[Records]
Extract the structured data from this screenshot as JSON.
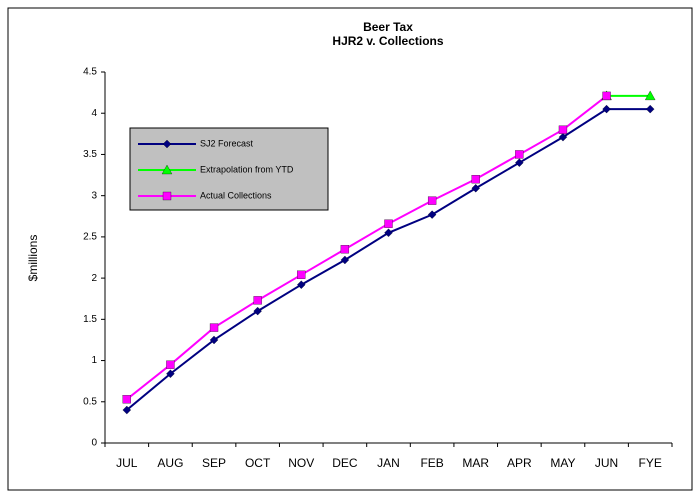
{
  "chart_data": {
    "type": "line",
    "title": "Beer Tax",
    "subtitle": "HJR2 v. Collections",
    "y_label": "$millions",
    "categories": [
      "JUL",
      "AUG",
      "SEP",
      "OCT",
      "NOV",
      "DEC",
      "JAN",
      "FEB",
      "MAR",
      "APR",
      "MAY",
      "JUN",
      "FYE"
    ],
    "series": [
      {
        "name": "SJ2 Forecast",
        "color": "#000080",
        "marker": "diamond",
        "values": [
          0.4,
          0.84,
          1.25,
          1.6,
          1.92,
          2.22,
          2.55,
          2.77,
          3.09,
          3.4,
          3.71,
          4.05,
          4.05
        ]
      },
      {
        "name": "Extrapolation from YTD",
        "color": "#00ff00",
        "marker": "triangle",
        "values": [
          null,
          null,
          null,
          null,
          null,
          null,
          null,
          null,
          null,
          null,
          null,
          4.21,
          4.21
        ]
      },
      {
        "name": "Actual Collections",
        "color": "#ff00ff",
        "marker": "square",
        "values": [
          0.53,
          0.95,
          1.4,
          1.73,
          2.04,
          2.35,
          2.66,
          2.94,
          3.2,
          3.5,
          3.8,
          4.21,
          null
        ]
      }
    ],
    "ylim": [
      0,
      4.5
    ],
    "yticks": [
      0,
      0.5,
      1,
      1.5,
      2,
      2.5,
      3,
      3.5,
      4,
      4.5
    ],
    "grid": false,
    "legend": "upper left"
  }
}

### GOAL
Write the records out again in full, exactly, and skip every picture.

### PROBLEM SOLUTION
Extract the structured data from this screenshot as JSON.
{
  "chart_data": {
    "type": "line",
    "title": "Beer Tax",
    "subtitle": "HJR2 v. Collections",
    "y_label": "$millions",
    "categories": [
      "JUL",
      "AUG",
      "SEP",
      "OCT",
      "NOV",
      "DEC",
      "JAN",
      "FEB",
      "MAR",
      "APR",
      "MAY",
      "JUN",
      "FYE"
    ],
    "series": [
      {
        "name": "SJ2 Forecast",
        "color": "#000080",
        "marker": "diamond",
        "values": [
          0.4,
          0.84,
          1.25,
          1.6,
          1.92,
          2.22,
          2.55,
          2.77,
          3.09,
          3.4,
          3.71,
          4.05,
          4.05
        ]
      },
      {
        "name": "Extrapolation from YTD",
        "color": "#00ff00",
        "marker": "triangle",
        "values": [
          null,
          null,
          null,
          null,
          null,
          null,
          null,
          null,
          null,
          null,
          null,
          4.21,
          4.21
        ]
      },
      {
        "name": "Actual Collections",
        "color": "#ff00ff",
        "marker": "square",
        "values": [
          0.53,
          0.95,
          1.4,
          1.73,
          2.04,
          2.35,
          2.66,
          2.94,
          3.2,
          3.5,
          3.8,
          4.21,
          null
        ]
      }
    ],
    "ylim": [
      0,
      4.5
    ],
    "yticks": [
      0,
      0.5,
      1,
      1.5,
      2,
      2.5,
      3,
      3.5,
      4,
      4.5
    ],
    "grid": false,
    "legend": "upper left"
  }
}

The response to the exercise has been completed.